▸ **TASK DATA**:
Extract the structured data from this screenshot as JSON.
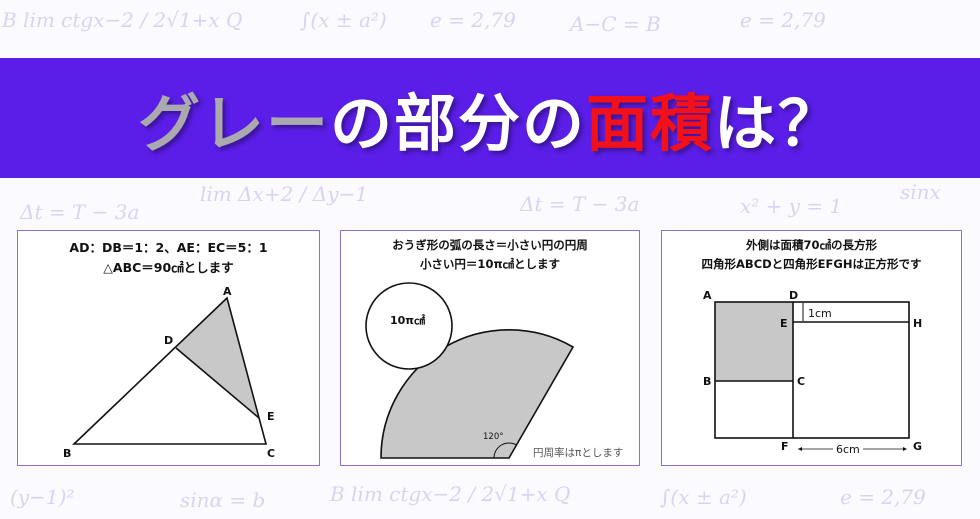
{
  "background_formulas": [
    "B lim ctgx−2 / 2√1+x Q",
    "∫(x ± a²)",
    "e = 2,79",
    "A−C = B",
    "lim Δx+2 / Δy−1",
    "Δt = T − 3a",
    "sinx",
    "sinα = b",
    "(y−1)²",
    "x² + y = 1"
  ],
  "banner": {
    "title_gray": "グレー",
    "title_white1": "の部分の",
    "title_red": "面積",
    "title_white2": "は？",
    "bg_color": "#5a1ee8"
  },
  "panel1": {
    "line1": "AD：DB＝1：2、AE：EC＝5：1",
    "line2": "△ABC＝90㎠とします",
    "labels": {
      "A": "A",
      "B": "B",
      "C": "C",
      "D": "D",
      "E": "E"
    }
  },
  "panel2": {
    "line1": "おうぎ形の弧の長さ＝小さい円の円周",
    "line2": "小さい円＝10π㎠とします",
    "circle_label": "10π㎠",
    "angle_label": "120°",
    "note": "円周率はπとします"
  },
  "panel3": {
    "line1": "外側は面積70㎠の長方形",
    "line2": "四角形ABCDと四角形EFGHは正方形です",
    "labels": {
      "A": "A",
      "B": "B",
      "C": "C",
      "D": "D",
      "E": "E",
      "F": "F",
      "G": "G",
      "H": "H"
    },
    "dim_small": "1cm",
    "dim_bottom": "6cm"
  },
  "colors": {
    "shade": "#c8c8c8",
    "border": "#8c6fd6",
    "red": "#f2101a"
  }
}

▸ **GIVEN INSTRUCTION**:
Retype every entry verbatim and exclude the pictures from the copy.

▸ **THE RESULT**:
Extract the structured data from this screenshot as JSON.
{
  "background_formulas": [
    "B lim ctgx−2 / 2√1+x Q",
    "∫(x ± a²)",
    "e = 2,79",
    "A−C = B",
    "lim Δx+2 / Δy−1",
    "Δt = T − 3a",
    "sinx",
    "sinα = b",
    "(y−1)²",
    "x² + y = 1"
  ],
  "banner": {
    "title_gray": "グレー",
    "title_white1": "の部分の",
    "title_red": "面積",
    "title_white2": "は？",
    "bg_color": "#5a1ee8"
  },
  "panel1": {
    "line1": "AD：DB＝1：2、AE：EC＝5：1",
    "line2": "△ABC＝90㎠とします",
    "labels": {
      "A": "A",
      "B": "B",
      "C": "C",
      "D": "D",
      "E": "E"
    }
  },
  "panel2": {
    "line1": "おうぎ形の弧の長さ＝小さい円の円周",
    "line2": "小さい円＝10π㎠とします",
    "circle_label": "10π㎠",
    "angle_label": "120°",
    "note": "円周率はπとします"
  },
  "panel3": {
    "line1": "外側は面積70㎠の長方形",
    "line2": "四角形ABCDと四角形EFGHは正方形です",
    "labels": {
      "A": "A",
      "B": "B",
      "C": "C",
      "D": "D",
      "E": "E",
      "F": "F",
      "G": "G",
      "H": "H"
    },
    "dim_small": "1cm",
    "dim_bottom": "6cm"
  },
  "colors": {
    "shade": "#c8c8c8",
    "border": "#8c6fd6",
    "red": "#f2101a"
  }
}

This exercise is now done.